» Working data
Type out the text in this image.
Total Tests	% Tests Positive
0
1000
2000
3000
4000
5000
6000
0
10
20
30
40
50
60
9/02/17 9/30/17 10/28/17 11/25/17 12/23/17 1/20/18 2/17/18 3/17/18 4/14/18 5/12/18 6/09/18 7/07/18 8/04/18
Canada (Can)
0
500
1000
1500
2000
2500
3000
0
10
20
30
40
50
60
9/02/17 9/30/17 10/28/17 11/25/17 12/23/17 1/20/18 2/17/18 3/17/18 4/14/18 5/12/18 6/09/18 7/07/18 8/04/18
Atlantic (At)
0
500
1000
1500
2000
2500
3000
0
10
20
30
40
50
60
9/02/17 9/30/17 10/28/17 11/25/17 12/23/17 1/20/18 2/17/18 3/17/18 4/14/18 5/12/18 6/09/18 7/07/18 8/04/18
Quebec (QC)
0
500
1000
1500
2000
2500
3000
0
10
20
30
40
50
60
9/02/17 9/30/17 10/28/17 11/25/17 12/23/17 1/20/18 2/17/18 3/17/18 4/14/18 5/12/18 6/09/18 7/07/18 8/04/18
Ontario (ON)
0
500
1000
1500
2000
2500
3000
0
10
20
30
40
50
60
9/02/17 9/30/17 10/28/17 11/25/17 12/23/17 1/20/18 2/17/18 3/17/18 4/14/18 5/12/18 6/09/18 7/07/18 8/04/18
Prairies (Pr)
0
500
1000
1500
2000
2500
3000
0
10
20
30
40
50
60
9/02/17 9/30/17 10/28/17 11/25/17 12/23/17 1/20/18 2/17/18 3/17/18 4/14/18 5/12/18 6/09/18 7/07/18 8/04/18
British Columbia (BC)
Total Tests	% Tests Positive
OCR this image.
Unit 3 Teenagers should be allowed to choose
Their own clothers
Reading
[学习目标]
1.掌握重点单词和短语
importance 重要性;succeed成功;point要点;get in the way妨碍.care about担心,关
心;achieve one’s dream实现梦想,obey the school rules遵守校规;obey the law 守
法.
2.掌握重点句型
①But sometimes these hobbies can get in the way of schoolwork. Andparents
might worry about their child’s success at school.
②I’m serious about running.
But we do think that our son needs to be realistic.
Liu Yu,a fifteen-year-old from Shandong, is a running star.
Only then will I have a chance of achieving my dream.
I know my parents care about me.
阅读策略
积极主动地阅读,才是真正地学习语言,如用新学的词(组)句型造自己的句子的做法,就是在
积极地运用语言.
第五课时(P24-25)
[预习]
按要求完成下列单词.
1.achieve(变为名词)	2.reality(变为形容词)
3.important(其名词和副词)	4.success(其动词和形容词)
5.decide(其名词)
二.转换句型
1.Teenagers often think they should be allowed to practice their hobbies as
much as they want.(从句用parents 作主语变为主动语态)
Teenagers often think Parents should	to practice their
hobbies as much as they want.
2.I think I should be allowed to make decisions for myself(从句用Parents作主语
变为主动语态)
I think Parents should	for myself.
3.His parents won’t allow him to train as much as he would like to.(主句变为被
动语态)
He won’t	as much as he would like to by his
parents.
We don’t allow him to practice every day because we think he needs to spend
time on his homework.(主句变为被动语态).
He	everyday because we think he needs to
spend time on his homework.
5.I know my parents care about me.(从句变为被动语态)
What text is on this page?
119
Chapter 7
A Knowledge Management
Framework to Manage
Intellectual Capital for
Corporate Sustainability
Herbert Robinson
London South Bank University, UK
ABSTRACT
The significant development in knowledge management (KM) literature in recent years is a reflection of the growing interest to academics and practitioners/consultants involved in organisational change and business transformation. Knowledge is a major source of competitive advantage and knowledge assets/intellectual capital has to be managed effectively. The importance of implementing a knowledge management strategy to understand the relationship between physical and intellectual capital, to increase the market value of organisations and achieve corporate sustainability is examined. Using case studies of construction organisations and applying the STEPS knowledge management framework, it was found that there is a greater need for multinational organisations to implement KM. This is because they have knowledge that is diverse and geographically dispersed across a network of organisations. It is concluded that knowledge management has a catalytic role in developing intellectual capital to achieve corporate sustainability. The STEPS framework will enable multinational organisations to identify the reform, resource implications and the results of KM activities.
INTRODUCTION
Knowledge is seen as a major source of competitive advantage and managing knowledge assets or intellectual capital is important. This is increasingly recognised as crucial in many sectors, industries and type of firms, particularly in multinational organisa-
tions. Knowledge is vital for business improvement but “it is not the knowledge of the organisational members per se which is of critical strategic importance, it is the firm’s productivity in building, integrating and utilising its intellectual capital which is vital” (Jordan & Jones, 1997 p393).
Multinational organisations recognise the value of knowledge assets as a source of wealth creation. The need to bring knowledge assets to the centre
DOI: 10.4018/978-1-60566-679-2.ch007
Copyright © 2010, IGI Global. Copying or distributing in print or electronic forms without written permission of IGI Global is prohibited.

» Set exercise
Copy each line in the data that holds the word "spend".

» Finished task
We don’t allow him to practice every day because we think he needs to spend
spend time on his homework.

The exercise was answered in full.